::: Provided entries

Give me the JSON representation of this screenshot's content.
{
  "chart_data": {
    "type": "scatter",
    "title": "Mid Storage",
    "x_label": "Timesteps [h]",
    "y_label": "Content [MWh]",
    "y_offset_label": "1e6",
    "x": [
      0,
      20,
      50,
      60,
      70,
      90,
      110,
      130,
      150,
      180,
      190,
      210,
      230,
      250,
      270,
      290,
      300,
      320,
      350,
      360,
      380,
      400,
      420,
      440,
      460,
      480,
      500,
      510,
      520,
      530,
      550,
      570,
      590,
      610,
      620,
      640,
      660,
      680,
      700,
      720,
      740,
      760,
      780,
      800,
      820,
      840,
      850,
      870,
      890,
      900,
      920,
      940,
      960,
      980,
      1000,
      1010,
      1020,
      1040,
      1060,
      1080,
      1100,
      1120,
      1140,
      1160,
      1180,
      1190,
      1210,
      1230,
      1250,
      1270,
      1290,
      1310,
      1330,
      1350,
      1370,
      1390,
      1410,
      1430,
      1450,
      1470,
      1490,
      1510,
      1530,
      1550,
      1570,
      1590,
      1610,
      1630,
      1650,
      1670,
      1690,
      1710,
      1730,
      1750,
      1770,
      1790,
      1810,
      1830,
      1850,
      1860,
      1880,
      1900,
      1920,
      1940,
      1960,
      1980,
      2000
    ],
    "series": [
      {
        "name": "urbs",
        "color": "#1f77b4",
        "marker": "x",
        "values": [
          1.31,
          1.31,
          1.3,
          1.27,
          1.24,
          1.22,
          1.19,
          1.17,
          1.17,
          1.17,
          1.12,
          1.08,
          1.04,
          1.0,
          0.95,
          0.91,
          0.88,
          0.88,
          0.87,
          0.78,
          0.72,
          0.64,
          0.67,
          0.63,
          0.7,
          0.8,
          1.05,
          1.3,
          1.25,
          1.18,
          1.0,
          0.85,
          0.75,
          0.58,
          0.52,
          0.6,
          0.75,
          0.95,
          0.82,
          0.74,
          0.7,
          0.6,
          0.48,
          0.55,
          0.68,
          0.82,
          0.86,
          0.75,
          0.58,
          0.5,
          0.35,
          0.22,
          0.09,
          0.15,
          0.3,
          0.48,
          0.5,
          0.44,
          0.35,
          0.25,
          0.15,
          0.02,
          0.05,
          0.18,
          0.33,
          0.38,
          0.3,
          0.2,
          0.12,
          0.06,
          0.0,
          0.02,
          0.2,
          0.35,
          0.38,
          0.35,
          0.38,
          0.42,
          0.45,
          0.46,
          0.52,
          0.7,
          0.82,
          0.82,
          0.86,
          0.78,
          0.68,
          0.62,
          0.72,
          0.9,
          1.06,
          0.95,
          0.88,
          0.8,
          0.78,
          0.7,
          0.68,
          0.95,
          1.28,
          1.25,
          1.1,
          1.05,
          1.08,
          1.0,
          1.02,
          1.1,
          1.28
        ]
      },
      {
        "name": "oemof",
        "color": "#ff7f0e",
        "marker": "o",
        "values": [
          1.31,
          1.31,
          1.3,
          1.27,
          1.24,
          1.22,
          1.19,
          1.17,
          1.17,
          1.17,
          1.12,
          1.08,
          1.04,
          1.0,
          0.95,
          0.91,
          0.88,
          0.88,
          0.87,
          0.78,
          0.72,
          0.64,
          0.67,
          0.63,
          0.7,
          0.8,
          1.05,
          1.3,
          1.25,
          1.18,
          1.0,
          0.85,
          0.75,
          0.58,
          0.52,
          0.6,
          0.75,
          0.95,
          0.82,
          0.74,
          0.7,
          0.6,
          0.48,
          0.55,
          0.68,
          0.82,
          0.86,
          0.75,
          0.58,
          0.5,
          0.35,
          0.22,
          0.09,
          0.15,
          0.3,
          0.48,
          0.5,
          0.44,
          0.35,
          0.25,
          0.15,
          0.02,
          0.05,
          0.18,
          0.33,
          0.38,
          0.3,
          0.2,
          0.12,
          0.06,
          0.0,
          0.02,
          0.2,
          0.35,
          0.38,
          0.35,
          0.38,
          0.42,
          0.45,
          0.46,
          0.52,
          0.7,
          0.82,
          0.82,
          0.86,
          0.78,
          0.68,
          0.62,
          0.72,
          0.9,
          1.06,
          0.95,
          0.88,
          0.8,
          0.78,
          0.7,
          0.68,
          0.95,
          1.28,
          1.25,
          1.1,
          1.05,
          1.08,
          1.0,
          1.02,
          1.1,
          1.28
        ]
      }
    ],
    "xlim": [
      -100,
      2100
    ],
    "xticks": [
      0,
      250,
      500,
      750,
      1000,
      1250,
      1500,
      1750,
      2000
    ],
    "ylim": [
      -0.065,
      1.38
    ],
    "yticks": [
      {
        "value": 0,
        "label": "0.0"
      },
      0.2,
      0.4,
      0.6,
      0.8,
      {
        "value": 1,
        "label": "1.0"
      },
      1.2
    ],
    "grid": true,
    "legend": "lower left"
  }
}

::::::

Problem to work on: Your task is to quote the listing above word for word.

Solution to this problem:
Give me the JSON representation of this screenshot's content.
{
  "chart_data": {
    "type": "scatter",
    "title": "Mid Storage",
    "x_label": "Timesteps [h]",
    "y_label": "Content [MWh]",
    "y_offset_label": "1e6",
    "x": [
      0,
      20,
      50,
      60,
      70,
      90,
      110,
      130,
      150,
      180,
      190,
      210,
      230,
      250,
      270,
      290,
      300,
      320,
      350,
      360,
      380,
      400,
      420,
      440,
      460,
      480,
      500,
      510,
      520,
      530,
      550,
      570,
      590,
      610,
      620,
      640,
      660,
      680,
      700,
      720,
      740,
      760,
      780,
      800,
      820,
      840,
      850,
      870,
      890,
      900,
      920,
      940,
      960,
      980,
      1000,
      1010,
      1020,
      1040,
      1060,
      1080,
      1100,
      1120,
      1140,
      1160,
      1180,
      1190,
      1210,
      1230,
      1250,
      1270,
      1290,
      1310,
      1330,
      1350,
      1370,
      1390,
      1410,
      1430,
      1450,
      1470,
      1490,
      1510,
      1530,
      1550,
      1570,
      1590,
      1610,
      1630,
      1650,
      1670,
      1690,
      1710,
      1730,
      1750,
      1770,
      1790,
      1810,
      1830,
      1850,
      1860,
      1880,
      1900,
      1920,
      1940,
      1960,
      1980,
      2000
    ],
    "series": [
      {
        "name": "urbs",
        "color": "#1f77b4",
        "marker": "x",
        "values": [
          1.31,
          1.31,
          1.3,
          1.27,
          1.24,
          1.22,
          1.19,
          1.17,
          1.17,
          1.17,
          1.12,
          1.08,
          1.04,
          1.0,
          0.95,
          0.91,
          0.88,
          0.88,
          0.87,
          0.78,
          0.72,
          0.64,
          0.67,
          0.63,
          0.7,
          0.8,
          1.05,
          1.3,
          1.25,
          1.18,
          1.0,
          0.85,
          0.75,
          0.58,
          0.52,
          0.6,
          0.75,
          0.95,
          0.82,
          0.74,
          0.7,
          0.6,
          0.48,
          0.55,
          0.68,
          0.82,
          0.86,
          0.75,
          0.58,
          0.5,
          0.35,
          0.22,
          0.09,
          0.15,
          0.3,
          0.48,
          0.5,
          0.44,
          0.35,
          0.25,
          0.15,
          0.02,
          0.05,
          0.18,
          0.33,
          0.38,
          0.3,
          0.2,
          0.12,
          0.06,
          0.0,
          0.02,
          0.2,
          0.35,
          0.38,
          0.35,
          0.38,
          0.42,
          0.45,
          0.46,
          0.52,
          0.7,
          0.82,
          0.82,
          0.86,
          0.78,
          0.68,
          0.62,
          0.72,
          0.9,
          1.06,
          0.95,
          0.88,
          0.8,
          0.78,
          0.7,
          0.68,
          0.95,
          1.28,
          1.25,
          1.1,
          1.05,
          1.08,
          1.0,
          1.02,
          1.1,
          1.28
        ]
      },
      {
        "name": "oemof",
        "color": "#ff7f0e",
        "marker": "o",
        "values": [
          1.31,
          1.31,
          1.3,
          1.27,
          1.24,
          1.22,
          1.19,
          1.17,
          1.17,
          1.17,
          1.12,
          1.08,
          1.04,
          1.0,
          0.95,
          0.91,
          0.88,
          0.88,
          0.87,
          0.78,
          0.72,
          0.64,
          0.67,
          0.63,
          0.7,
          0.8,
          1.05,
          1.3,
          1.25,
          1.18,
          1.0,
          0.85,
          0.75,
          0.58,
          0.52,
          0.6,
          0.75,
          0.95,
          0.82,
          0.74,
          0.7,
          0.6,
          0.48,
          0.55,
          0.68,
          0.82,
          0.86,
          0.75,
          0.58,
          0.5,
          0.35,
          0.22,
          0.09,
          0.15,
          0.3,
          0.48,
          0.5,
          0.44,
          0.35,
          0.25,
          0.15,
          0.02,
          0.05,
          0.18,
          0.33,
          0.38,
          0.3,
          0.2,
          0.12,
          0.06,
          0.0,
          0.02,
          0.2,
          0.35,
          0.38,
          0.35,
          0.38,
          0.42,
          0.45,
          0.46,
          0.52,
          0.7,
          0.82,
          0.82,
          0.86,
          0.78,
          0.68,
          0.62,
          0.72,
          0.9,
          1.06,
          0.95,
          0.88,
          0.8,
          0.78,
          0.7,
          0.68,
          0.95,
          1.28,
          1.25,
          1.1,
          1.05,
          1.08,
          1.0,
          1.02,
          1.1,
          1.28
        ]
      }
    ],
    "xlim": [
      -100,
      2100
    ],
    "xticks": [
      0,
      250,
      500,
      750,
      1000,
      1250,
      1500,
      1750,
      2000
    ],
    "ylim": [
      -0.065,
      1.38
    ],
    "yticks": [
      {
        "value": 0,
        "label": "0.0"
      },
      0.2,
      0.4,
      0.6,
      0.8,
      {
        "value": 1,
        "label": "1.0"
      },
      1.2
    ],
    "grid": true,
    "legend": "lower left"
  }
}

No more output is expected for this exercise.